Saved entries
* Begin *
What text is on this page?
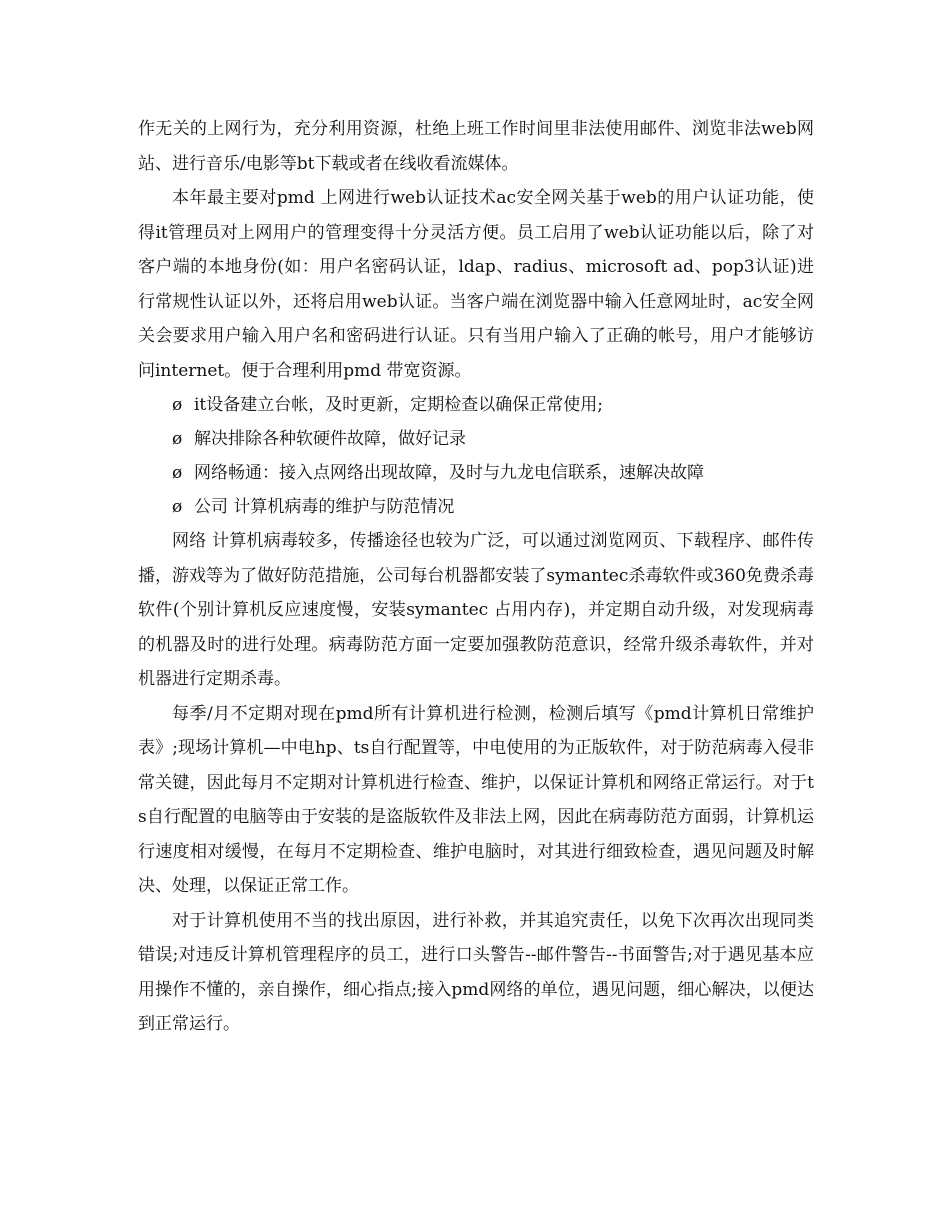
作无关的上网行为，充分利用资源，杜绝上班工作时间里非法使用邮件、浏览非法web网站、进行音乐/电影等bt下载或者在线收看流媒体。

本年最主要对pmd 上网进行web认证技术ac安全网关基于web的用户认证功能，使得it管理员对上网用户的管理变得十分灵活方便。员工启用了web认证功能以后，除了对客户端的本地身份(如：用户名密码认证，ldap、radius、microsoft ad、pop3认证)进行常规性认证以外，还将启用web认证。当客户端在浏览器中输入任意网址时，ac安全网关会要求用户输入用户名和密码进行认证。只有当用户输入了正确的帐号，用户才能够访问internet。便于合理利用pmd 带宽资源。

ø it设备建立台帐，及时更新，定期检查以确保正常使用;

ø 解决排除各种软硬件故障，做好记录

ø 网络畅通：接入点网络出现故障，及时与九龙电信联系，速解决故障

ø 公司 计算机病毒的维护与防范情况

网络 计算机病毒较多，传播途径也较为广泛，可以通过浏览网页、下载程序、邮件传播，游戏等为了做好防范措施，公司每台机器都安装了symantec杀毒软件或360免费杀毒软件(个别计算机反应速度慢，安装symantec 占用内存)，并定期自动升级，对发现病毒的机器及时的进行处理。病毒防范方面一定要加强教防范意识，经常升级杀毒软件，并对机器进行定期杀毒。

每季/月不定期对现在pmd所有计算机进行检测，检测后填写《pmd计算机日常维护表》;现场计算机—中电hp、ts自行配置等，中电使用的为正版软件，对于防范病毒入侵非常关键，因此每月不定期对计算机进行检查、维护，以保证计算机和网络正常运行。对于ts自行配置的电脑等由于安装的是盗版软件及非法上网，因此在病毒防范方面弱，计算机运行速度相对缓慢，在每月不定期检查、维护电脑时，对其进行细致检查，遇见问题及时解决、处理，以保证正常工作。

对于计算机使用不当的找出原因，进行补救，并其追究责任，以免下次再次出现同类错误;对违反计算机管理程序的员工，进行口头警告--邮件警告--书面警告;对于遇见基本应用操作不懂的，亲自操作，细心指点;接入pmd网络的单位，遇见问题，细心解决，以便达到正常运行。
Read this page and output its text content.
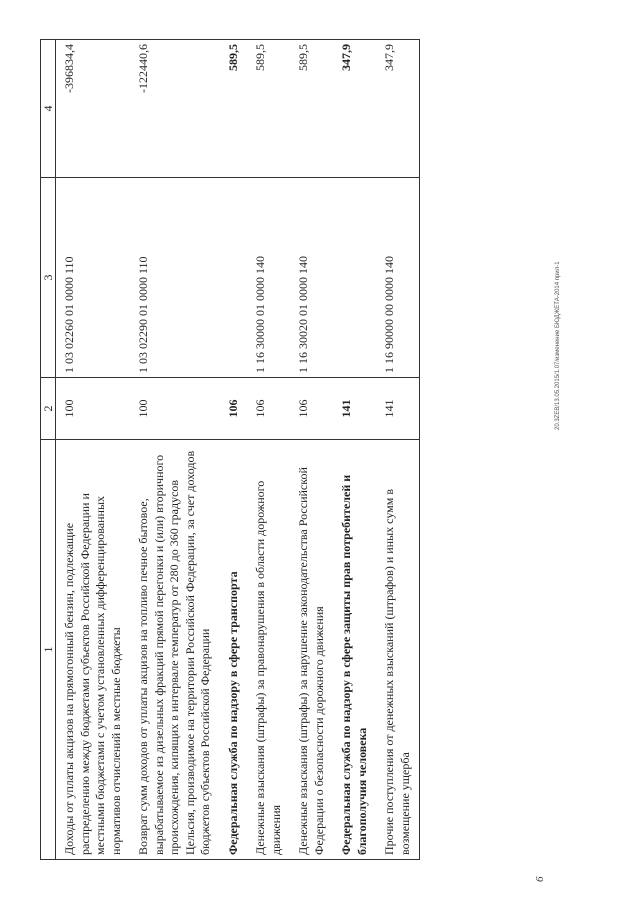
1	2	3	4
Доходы от уплаты акцизов на прямогонный бензин, подлежащие распределению между бюджетами субъектов Российской Федерации и местными бюджетами с учетом установленных дифференцированных нормативов отчислений в местные бюджеты	100	1 03 02260 01 0000 110	-396834,4
Возврат сумм доходов от уплаты акцизов на топливо печное бытовое, вырабатываемое из дизельных фракций прямой перегонки и (или) вторичного происхождения, кипящих в интервале температур от 280 до 360 градусов Цельсия, производимое на территории Российской Федерации, за счет доходов бюджетов субъектов Российской Федерации	100	1 03 02290 01 0000 110	-122440,6
Федеральная служба по надзору в сфере транспорта	106		589,5
Денежные взыскания (штрафы) за правонарушения в области дорожного движения	106	1 16 30000 01 0000 140	589,5
Денежные взыскания (штрафы) за нарушение законодательства Российской Федерации о безопасности дорожного движения	106	1 16 30020 01 0000 140	589,5
Федеральная служба по надзору в сфере защиты прав потребителей и благополучия человека	141		347,9
Прочие поступления от денежных взысканий (штрафов) и иных сумм в возмещение ущерба	141	1 16 90000 00 0000 140	347,9
20.3ZEB/13.05.2015/1.07/изменение БЮДЖЕТА-2014 прил-1
6
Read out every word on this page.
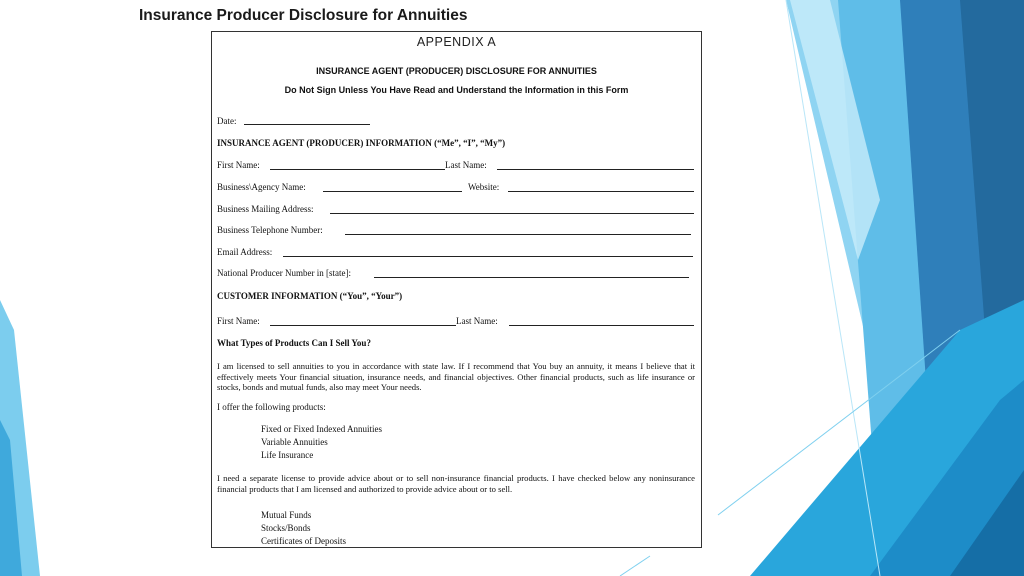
Insurance Producer Disclosure for Annuities
APPENDIX A
INSURANCE AGENT (PRODUCER) DISCLOSURE FOR ANNUITIES
Do Not Sign Unless You Have Read and Understand the Information in this Form
Date:
INSURANCE AGENT (PRODUCER) INFORMATION (“Me”, “I”, “My”)
First Name:	Last Name:
Business\Agency Name:	Website:
Business Mailing Address:
Business Telephone Number:
Email Address:
National Producer Number in [state]:
CUSTOMER INFORMATION (“You”, “Your”)
First Name:	Last Name:
What Types of Products Can I Sell You?
I am licensed to sell annuities to you in accordance with state law. If I recommend that You buy an annuity, it means I believe that it effectively meets Your financial situation, insurance needs, and financial objectives. Other financial products, such as life insurance or stocks, bonds and mutual funds, also may meet Your needs.
I offer the following products:
Fixed or Fixed Indexed Annuities
Variable Annuities
Life Insurance
I need a separate license to provide advice about or to sell non-insurance financial products. I have checked below any noninsurance financial products that I am licensed and authorized to provide advice about or to sell.
Mutual Funds
Stocks/Bonds
Certificates of Deposits
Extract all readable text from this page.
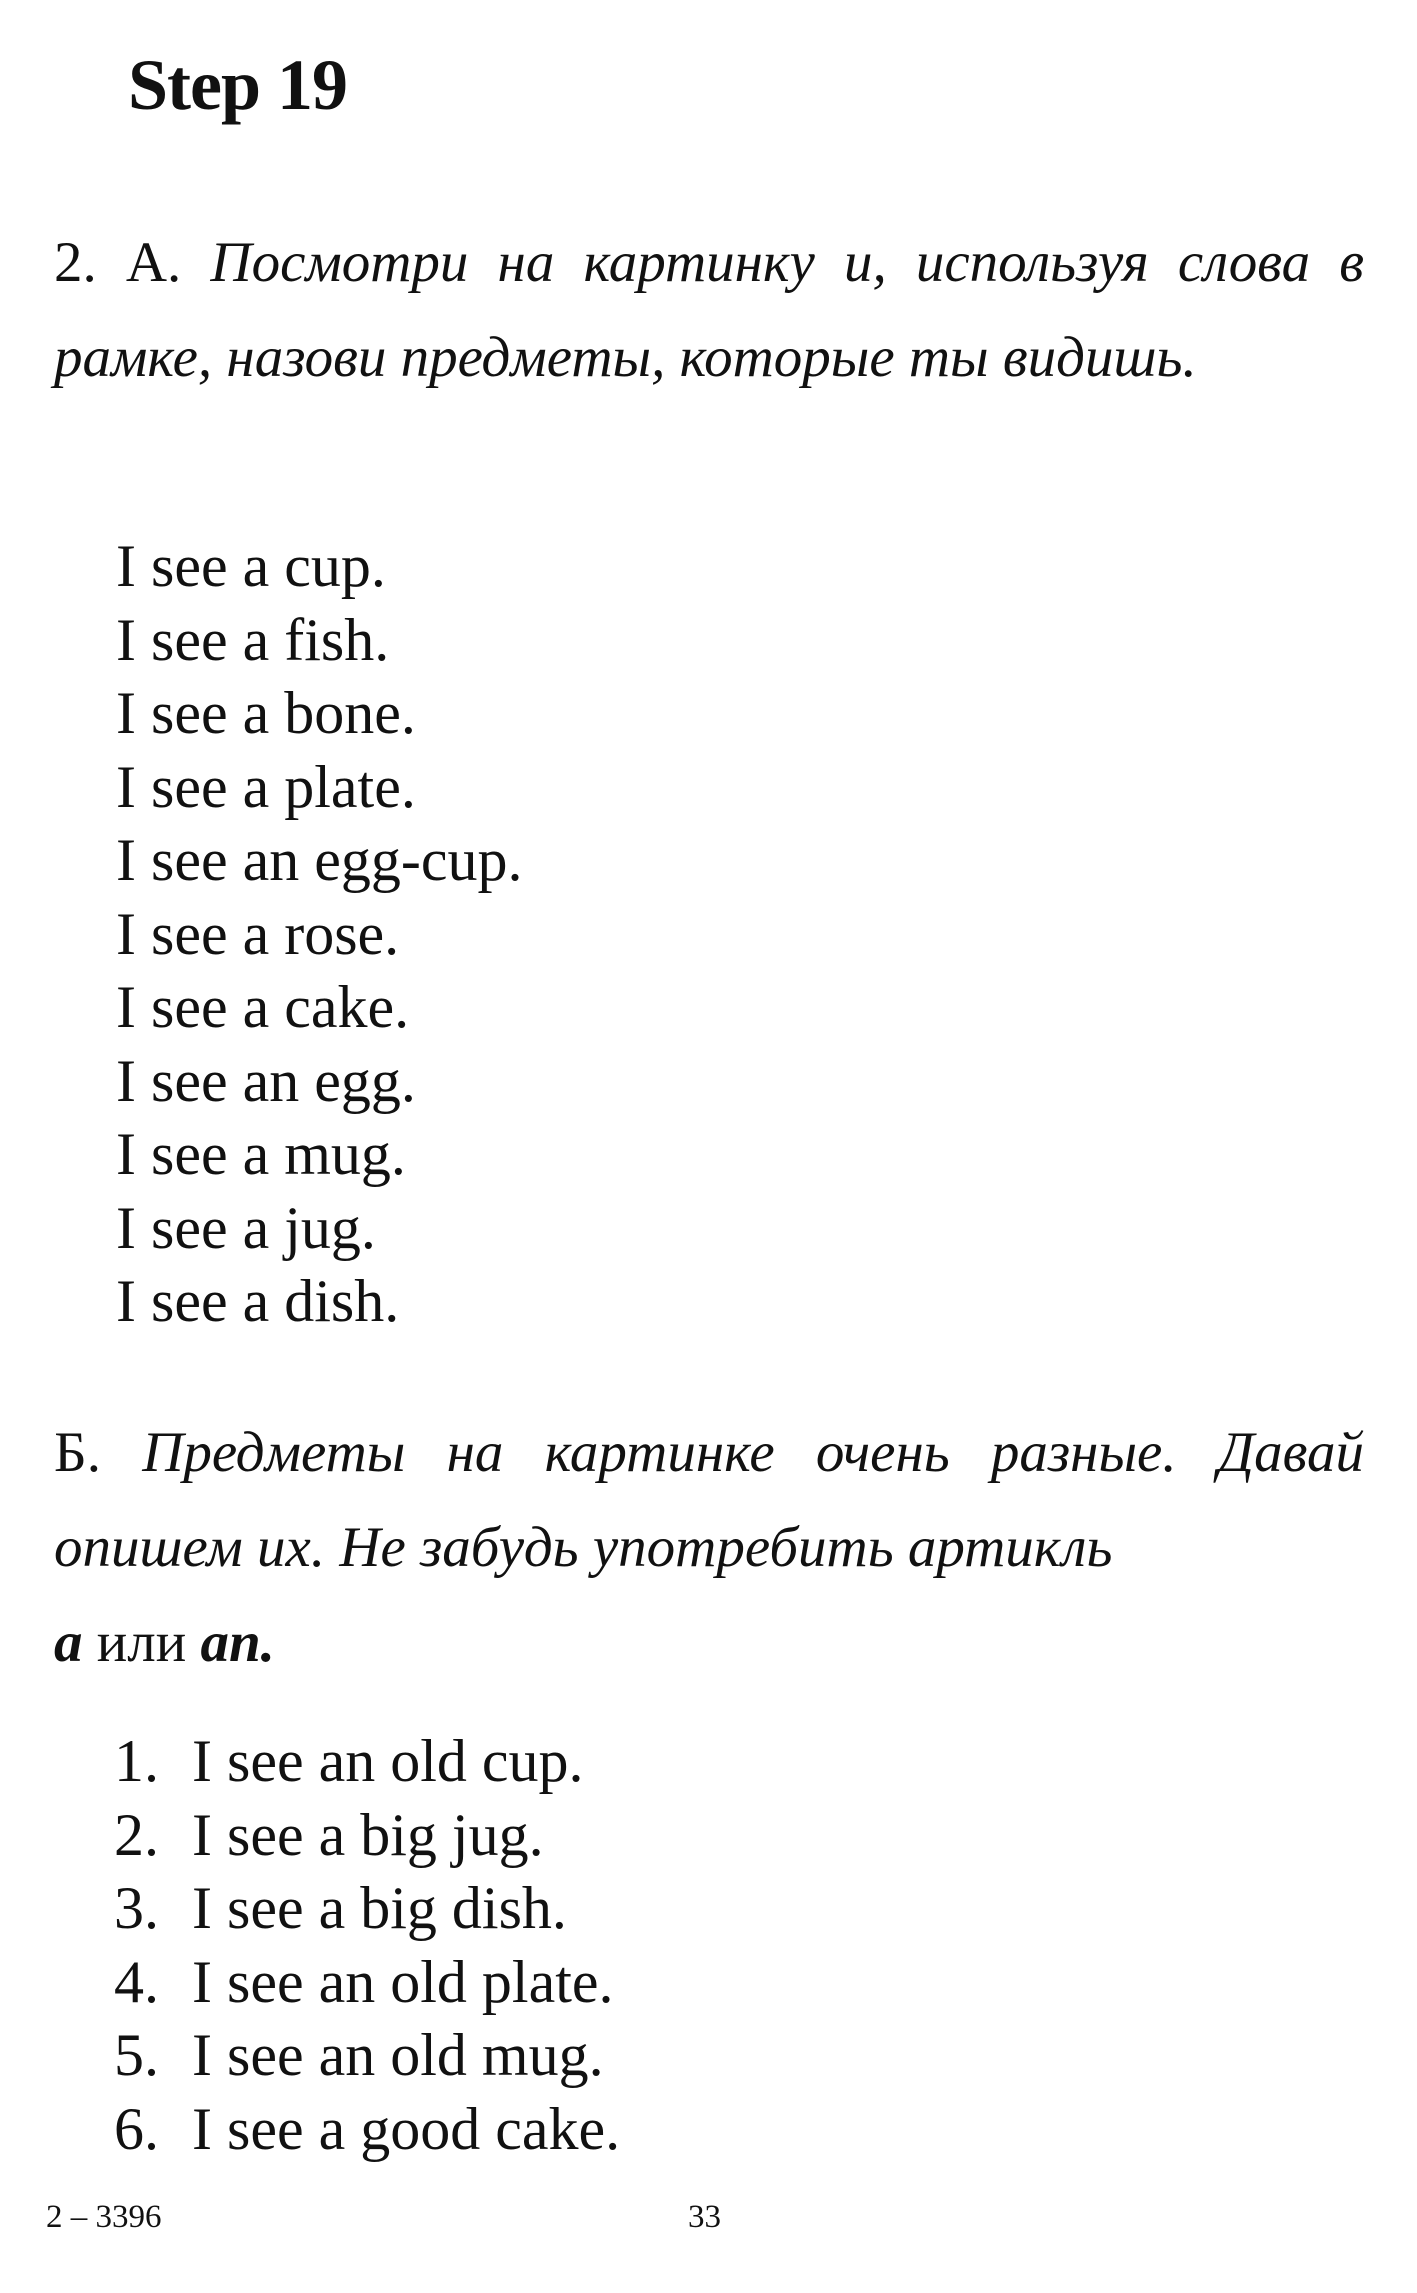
Step 19
2. А. Посмотри на картинку и, используя слова в рамке, назови предметы, которые ты видишь.
I see a cup.
I see a fish.
I see a bone.
I see a plate.
I see an egg-cup.
I see a rose.
I see a cake.
I see an egg.
I see a mug.
I see a jug.
I see a dish.
Б. Предметы на картинке очень разные. Давай опишем их. Не забудь употребить артикль
a или an.
1. I see an old cup.
2. I see a big jug.
3. I see a big dish.
4. I see an old plate.
5. I see an old mug.
6. I see a good cake.
2 – 3396	33
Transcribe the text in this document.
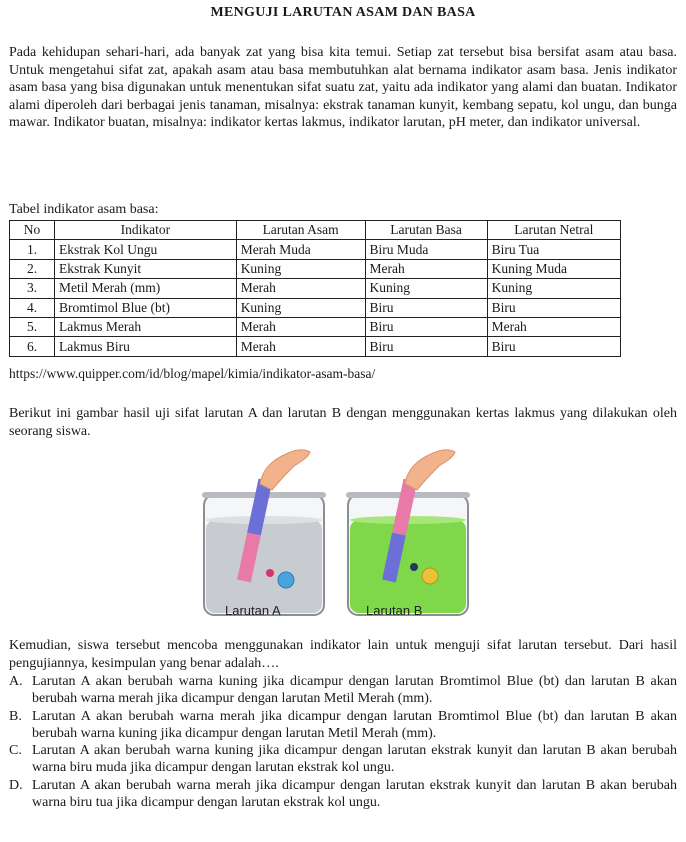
MENGUJI LARUTAN ASAM DAN BASA

Pada kehidupan sehari-hari, ada banyak zat yang bisa kita temui. Setiap zat tersebut bisa bersifat asam atau basa. Untuk mengetahui sifat zat, apakah asam atau basa membutuhkan alat bernama indikator asam basa. Jenis indikator asam basa yang bisa digunakan untuk menentukan sifat suatu zat, yaitu ada indikator yang alami dan buatan. Indikator alami diperoleh dari berbagai jenis tanaman, misalnya: ekstrak tanaman kunyit, kembang sepatu, kol ungu, dan bunga mawar. Indikator buatan, misalnya: indikator kertas lakmus, indikator larutan, pH meter, dan indikator universal.

Tabel indikator asam basa:
No	Indikator	Larutan Asam	Larutan Basa	Larutan Netral
1.	Ekstrak Kol Ungu	Merah Muda	Biru Muda	Biru Tua
2.	Ekstrak Kunyit	Kuning	Merah	Kuning Muda
3.	Metil Merah (mm)	Merah	Kuning	Kuning
4.	Bromtimol Blue (bt)	Kuning	Biru	Biru
5.	Lakmus Merah	Merah	Biru	Merah
6.	Lakmus Biru	Merah	Biru	Biru
https://www.quipper.com/id/blog/mapel/kimia/indikator-asam-basa/

Berikut ini gambar hasil uji sifat larutan A dan larutan B dengan menggunakan kertas lakmus yang dilakukan oleh seorang siswa.

Larutan A	Larutan B

Kemudian, siswa tersebut mencoba menggunakan indikator lain untuk menguji sifat larutan tersebut. Dari hasil pengujiannya, kesimpulan yang benar adalah….

A. Larutan A akan berubah warna kuning jika dicampur dengan larutan Bromtimol Blue (bt) dan larutan B akan berubah warna merah jika dicampur dengan larutan Metil Merah (mm).
B. Larutan A akan berubah warna merah jika dicampur dengan larutan Bromtimol Blue (bt) dan larutan B akan berubah warna kuning jika dicampur dengan larutan Metil Merah (mm).
C. Larutan A akan berubah warna kuning jika dicampur dengan larutan ekstrak kunyit dan larutan B akan berubah warna biru muda jika dicampur dengan larutan ekstrak kol ungu.
D. Larutan A akan berubah warna merah jika dicampur dengan larutan ekstrak kunyit dan larutan B akan berubah warna biru tua jika dicampur dengan larutan ekstrak kol ungu.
* End *
## Prompt
Tally how many lines in the material above hold the word "state". Write only that number.

## Task solution
2